- Your instructions -
Look through the records below and collect all lines that hold the string "happiness".

- Stored records -
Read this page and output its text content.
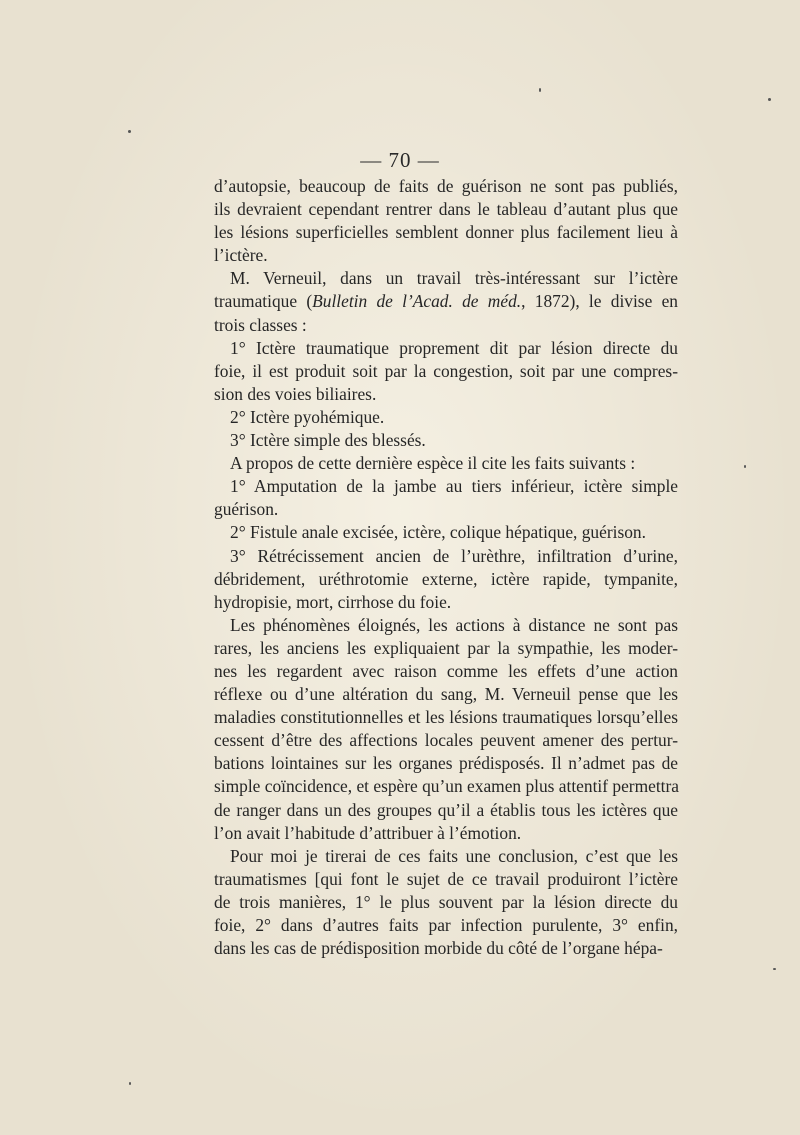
— 70 —
d’autopsie, beaucoup de faits de guérison ne sont pas publiés,
ils devraient cependant rentrer dans le tableau d’autant plus que
les lésions superficielles semblent donner plus facilement lieu à
l’ictère.
M. Verneuil, dans un travail très-intéressant sur l’ictère
traumatique (Bulletin de l’Acad. de méd., 1872), le divise en
trois classes :
1° Ictère traumatique proprement dit par lésion directe du
foie, il est produit soit par la congestion, soit par une compres-
sion des voies biliaires.
2° Ictère pyohémique.
3° Ictère simple des blessés.
A propos de cette dernière espèce il cite les faits suivants :
1° Amputation de la jambe au tiers inférieur, ictère simple
guérison.
2° Fistule anale excisée, ictère, colique hépatique, guérison.
3° Rétrécissement ancien de l’urèthre, infiltration d’urine,
débridement, uréthrotomie externe, ictère rapide, tympanite,
hydropisie, mort, cirrhose du foie.
Les phénomènes éloignés, les actions à distance ne sont pas
rares, les anciens les expliquaient par la sympathie, les moder-
nes les regardent avec raison comme les effets d’une action
réflexe ou d’une altération du sang, M. Verneuil pense que les
maladies constitutionnelles et les lésions traumatiques lorsqu’elles
cessent d’être des affections locales peuvent amener des pertur-
bations lointaines sur les organes prédisposés. Il n’admet pas de
simple coïncidence, et espère qu’un examen plus attentif permettra
de ranger dans un des groupes qu’il a établis tous les ictères que
l’on avait l’habitude d’attribuer à l’émotion.
Pour moi je tirerai de ces faits une conclusion, c’est que les
traumatismes [qui font le sujet de ce travail produiront l’ictère
de trois manières, 1° le plus souvent par la lésion directe du
foie, 2° dans d’autres faits par infection purulente, 3° enfin,
dans les cas de prédisposition morbide du côté de l’organe hépa-
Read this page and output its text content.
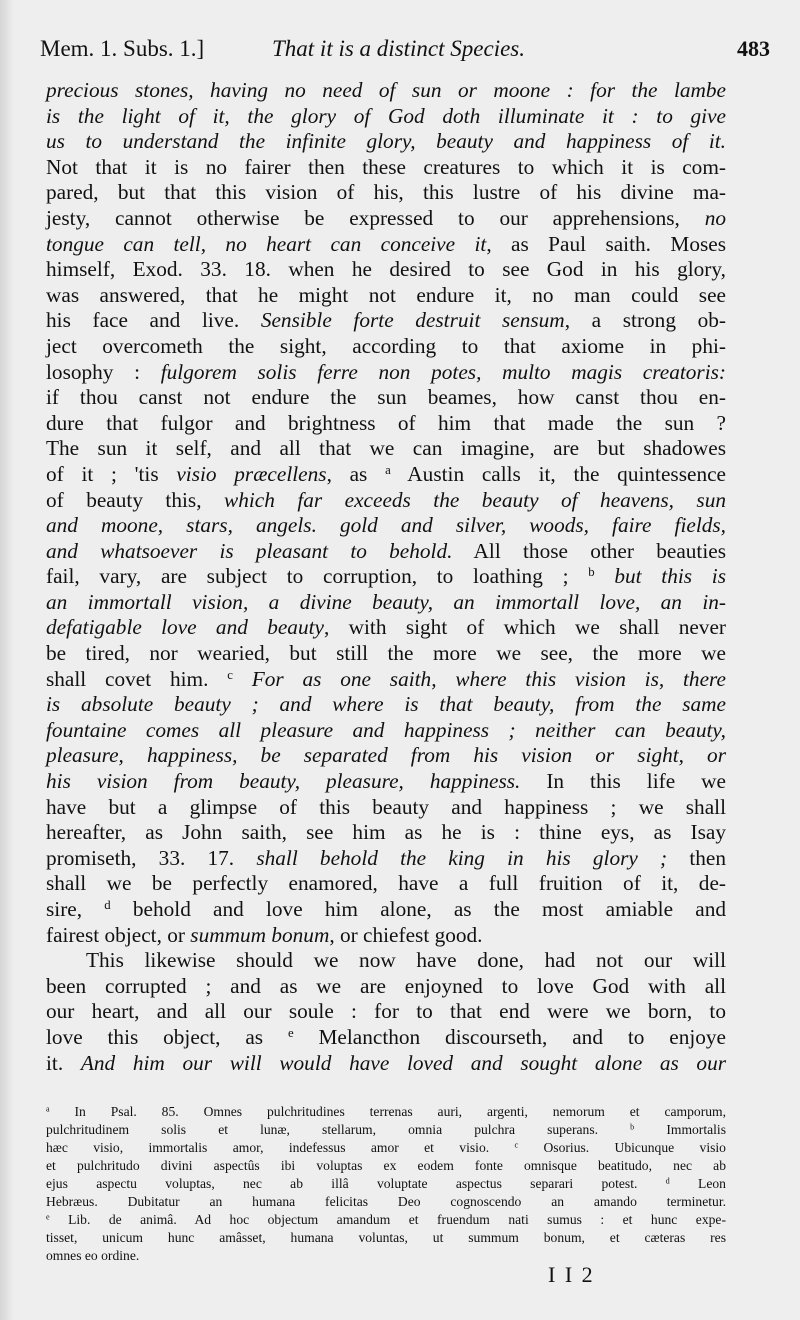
Mem. 1. Subs. 1.]	That it is a distinct Species.	483
precious stones, having no need of sun or moone : for the lambe
is the light of it, the glory of God doth illuminate it : to give
us to understand the infinite glory, beauty and happiness of it.
Not that it is no fairer then these creatures to which it is com-
pared, but that this vision of his, this lustre of his divine ma-
jesty, cannot otherwise be expressed to our apprehensions, no
tongue can tell, no heart can conceive it, as Paul saith. Moses
himself, Exod. 33. 18. when he desired to see God in his glory,
was answered, that he might not endure it, no man could see
his face and live. Sensible forte destruit sensum, a strong ob-
ject overcometh the sight, according to that axiome in phi-
losophy : fulgorem solis ferre non potes, multo magis creatoris:
if thou canst not endure the sun beames, how canst thou en-
dure that fulgor and brightness of him that made the sun ?
The sun it self, and all that we can imagine, are but shadowes
of it ; 'tis visio præcellens, as $^a$ Austin calls it, the quintessence
of beauty this, which far exceeds the beauty of heavens, sun
and moone, stars, angels. gold and silver, woods, faire fields,
and whatsoever is pleasant to behold. All those other beauties
fail, vary, are subject to corruption, to loathing ; $^b$ but this is
an immortall vision, a divine beauty, an immortall love, an in-
defatigable love and beauty, with sight of which we shall never
be tired, nor wearied, but still the more we see, the more we
shall covet him. $^c$ For as one saith, where this vision is, there
is absolute beauty ; and where is that beauty, from the same
fountaine comes all pleasure and happiness ; neither can beauty,
pleasure, happiness, be separated from his vision or sight, or
his vision from beauty, pleasure, happiness. In this life we
have but a glimpse of this beauty and happiness ; we shall
hereafter, as John saith, see him as he is : thine eys, as Isay
promiseth, 33. 17. shall behold the king in his glory ; then
shall we be perfectly enamored, have a full fruition of it, de-
sire, $^d$ behold and love him alone, as the most amiable and
fairest object, or summum bonum, or chiefest good.
This likewise should we now have done, had not our will
been corrupted ; and as we are enjoyned to love God with all
our heart, and all our soule : for to that end were we born, to
love this object, as $^e$ Melancthon discourseth, and to enjoye
it. And him our will would have loved and sought alone as our
$^a$ In Psal. 85. Omnes pulchritudines terrenas auri, argenti, nemorum et camporum,
pulchritudinem solis et lunæ, stellarum, omnia pulchra superans. $^b$ Immortalis
hæc visio, immortalis amor, indefessus amor et visio. $^c$ Osorius. Ubicunque visio
et pulchritudo divini aspectûs ibi voluptas ex eodem fonte omnisque beatitudo, nec ab
ejus aspectu voluptas, nec ab illâ voluptate aspectus separari potest. $^d$ Leon
Hebræus. Dubitatur an humana felicitas Deo cognoscendo an amando terminetur.
$^e$ Lib. de animâ. Ad hoc objectum amandum et fruendum nati sumus : et hunc expe-
tisset, unicum hunc amâsset, humana voluntas, ut summum bonum, et cæteras res
omnes eo ordine.
I I 2
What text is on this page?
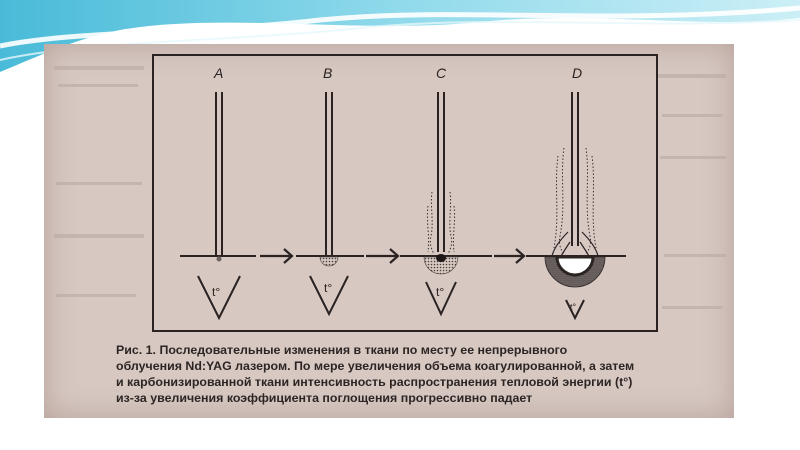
A	B	C	D
t°	t°	t°
t°

Рис. 1. Последовательные изменения в ткани по месту ее непрерывного

облучения Nd:YAG лазером. По мере увеличения объема коагулированной, а затем

и карбонизированной ткани интенсивность распространения тепловой энергии (t°)

из-за увеличения коэффициента поглощения прогрессивно падает
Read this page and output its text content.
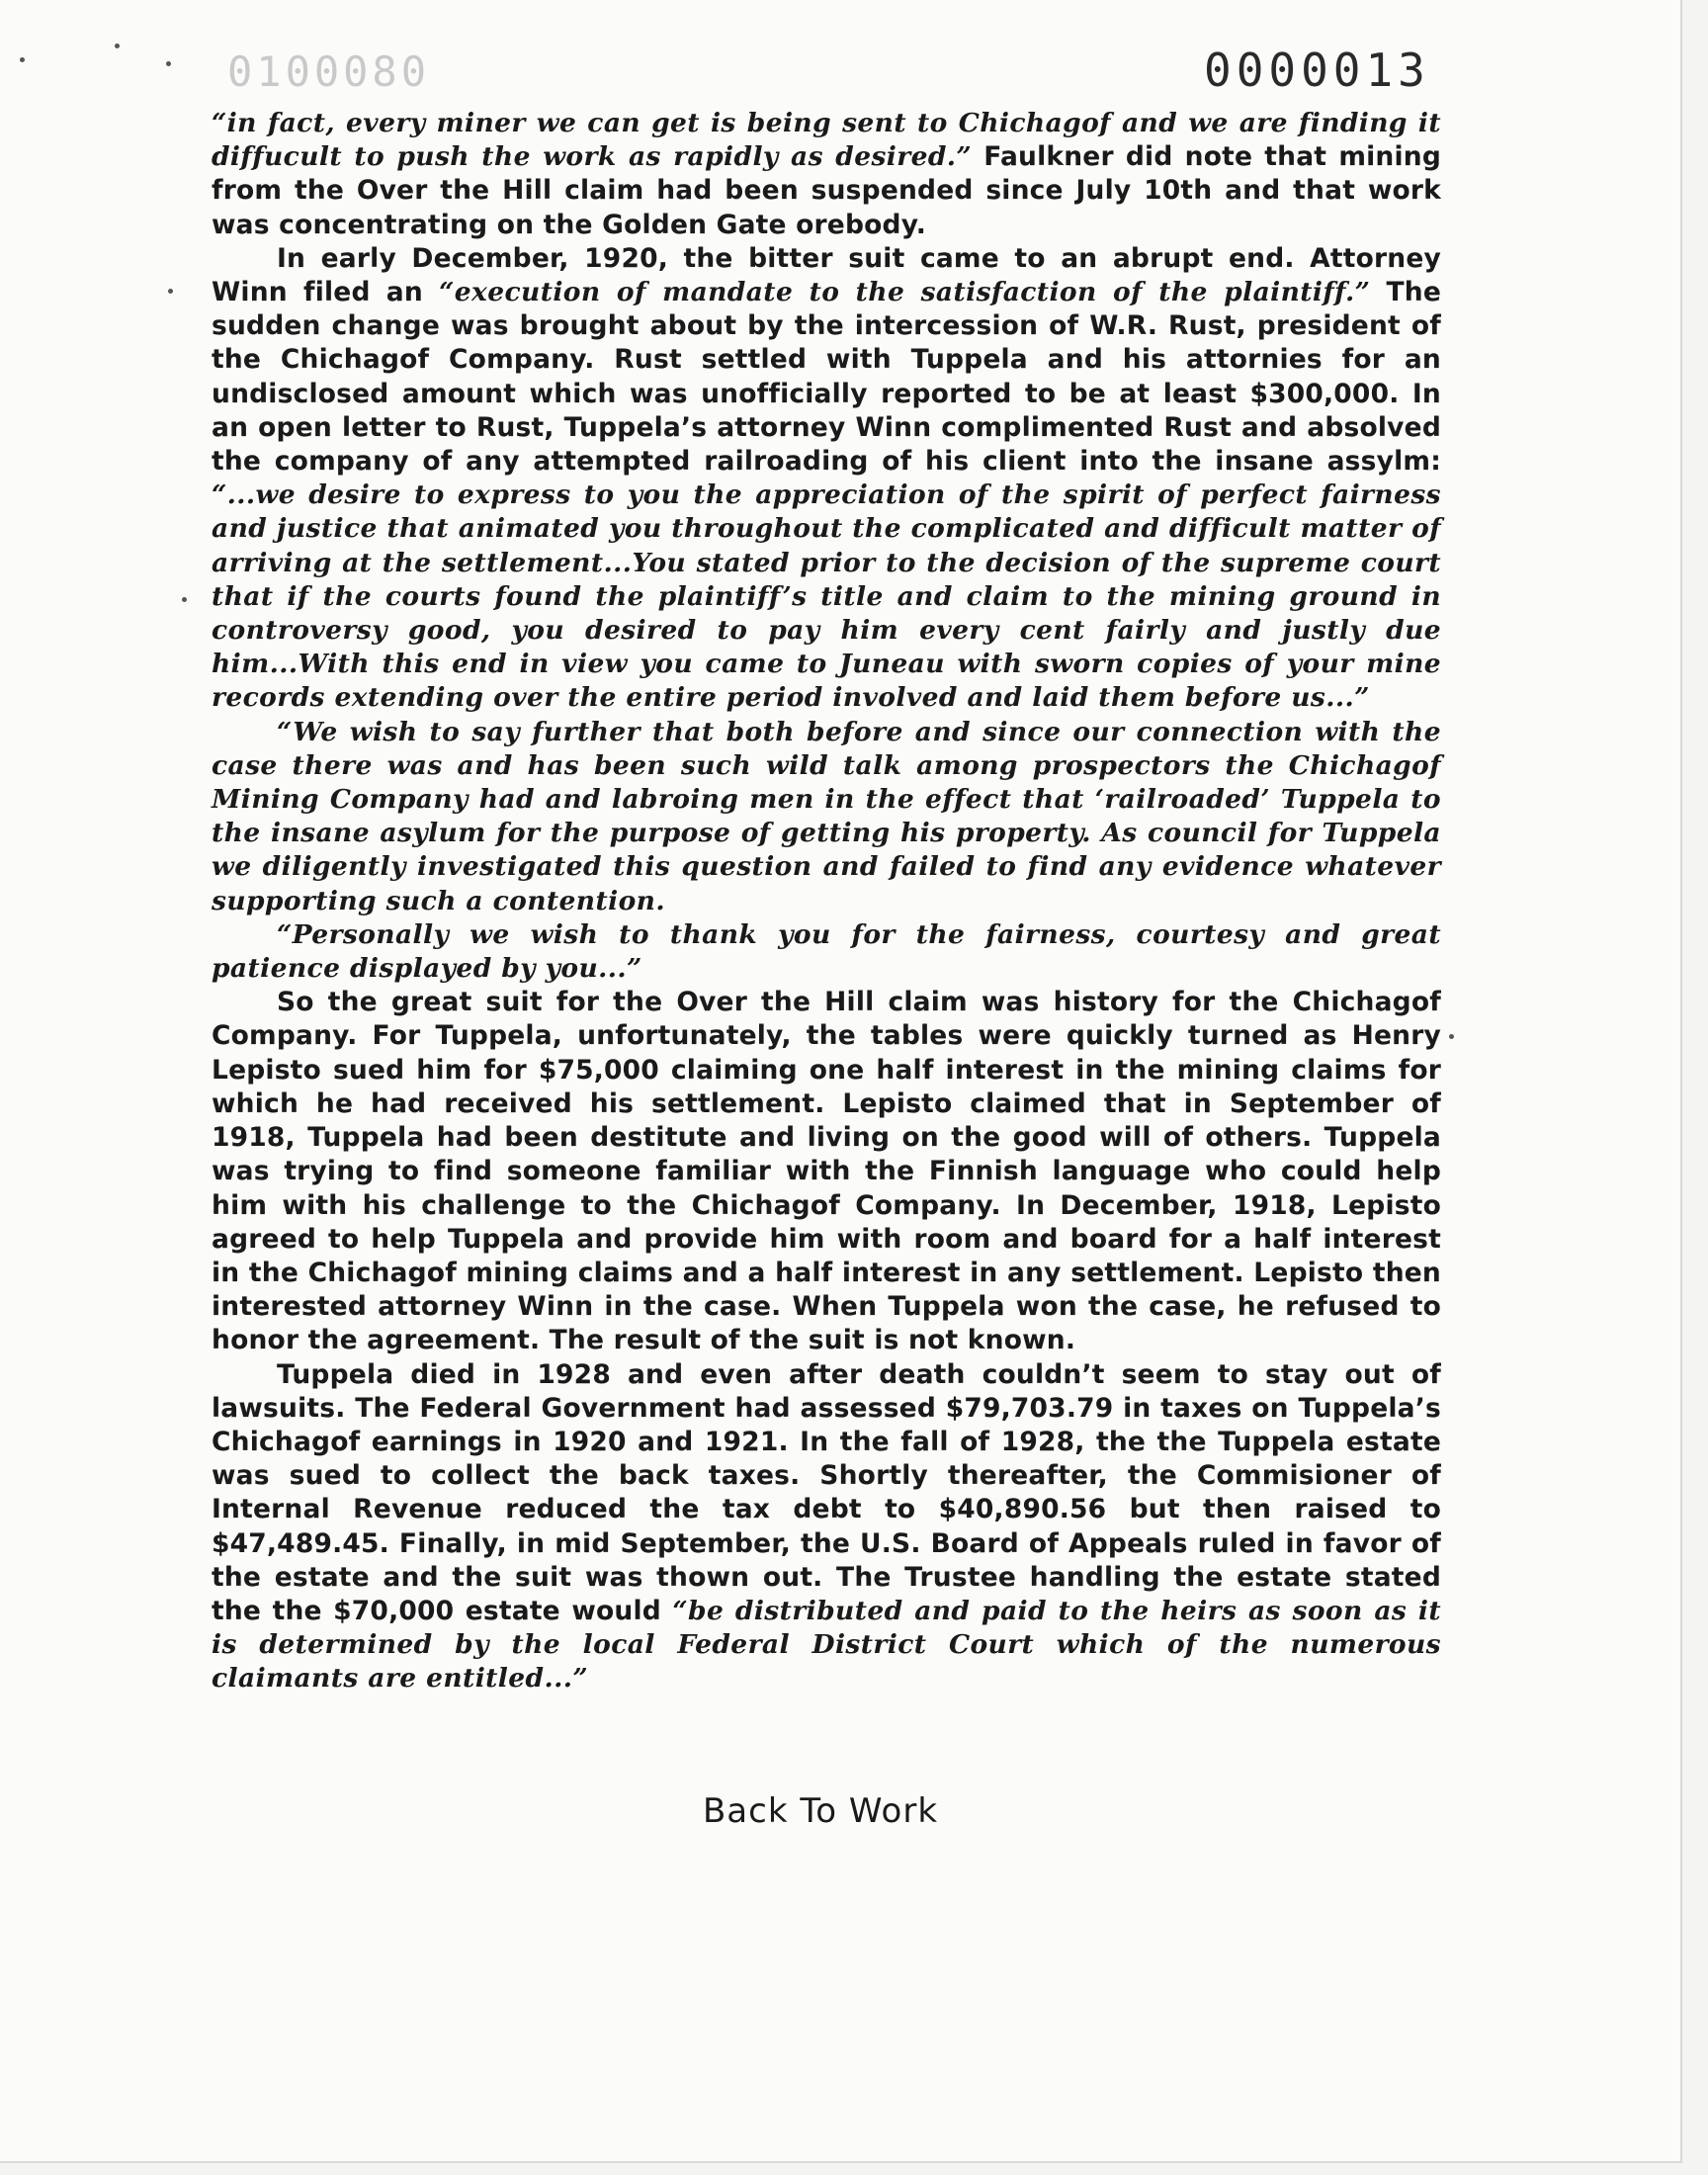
0100080	0000013

“in fact, every miner we can get is being sent to Chichagof and we are finding it diffucult to push the work as rapidly as desired.” Faulkner did note that mining from the Over the Hill claim had been suspended since July 10th and that work was concentrating on the Golden Gate orebody.

In early December, 1920, the bitter suit came to an abrupt end. Attorney Winn filed an “execution of mandate to the satisfaction of the plaintiff.” The sudden change was brought about by the intercession of W.R. Rust, president of the Chichagof Company. Rust settled with Tuppela and his attornies for an undisclosed amount which was unofficially reported to be at least $300,000. In an open letter to Rust, Tuppela’s attorney Winn complimented Rust and absolved the company of any attempted railroading of his client into the insane assylm: “...we desire to express to you the appreciation of the spirit of perfect fairness and justice that animated you throughout the complicated and difficult matter of arriving at the settlement...You stated prior to the decision of the supreme court that if the courts found the plaintiff’s title and claim to the mining ground in controversy good, you desired to pay him every cent fairly and justly due him...With this end in view you came to Juneau with sworn copies of your mine records extending over the entire period involved and laid them before us...”

“We wish to say further that both before and since our connection with the case there was and has been such wild talk among prospectors the Chichagof Mining Company had and labroing men in the effect that ‘railroaded’ Tuppela to the insane asylum for the purpose of getting his property. As council for Tuppela we diligently investigated this question and failed to find any evidence whatever supporting such a contention.

“Personally we wish to thank you for the fairness, courtesy and great patience displayed by you...”

So the great suit for the Over the Hill claim was history for the Chichagof Company. For Tuppela, unfortunately, the tables were quickly turned as Henry Lepisto sued him for $75,000 claiming one half interest in the mining claims for which he had received his settlement. Lepisto claimed that in September of 1918, Tuppela had been destitute and living on the good will of others. Tuppela was trying to find someone familiar with the Finnish language who could help him with his challenge to the Chichagof Company. In December, 1918, Lepisto agreed to help Tuppela and provide him with room and board for a half interest in the Chichagof mining claims and a half interest in any settlement. Lepisto then interested attorney Winn in the case. When Tuppela won the case, he refused to honor the agreement. The result of the suit is not known.

Tuppela died in 1928 and even after death couldn’t seem to stay out of lawsuits. The Federal Government had assessed $79,703.79 in taxes on Tuppela’s Chichagof earnings in 1920 and 1921. In the fall of 1928, the the Tuppela estate was sued to collect the back taxes. Shortly thereafter, the Commisioner of Internal Revenue reduced the tax debt to $40,890.56 but then raised to $47,489.45. Finally, in mid September, the U.S. Board of Appeals ruled in favor of the estate and the suit was thown out. The Trustee handling the estate stated the the $70,000 estate would “be distributed and paid to the heirs as soon as it is determined by the local Federal District Court which of the numerous claimants are entitled...”

Back To Work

- Written solution -
us to understand the infinite glory, beauty and happiness of it.
fountaine comes all pleasure and happiness ; neither can beauty,
pleasure, happiness, be separated from his vision or sight, or
his vision from beauty, pleasure, happiness. In this life we
have but a glimpse of this beauty and happiness ; we shall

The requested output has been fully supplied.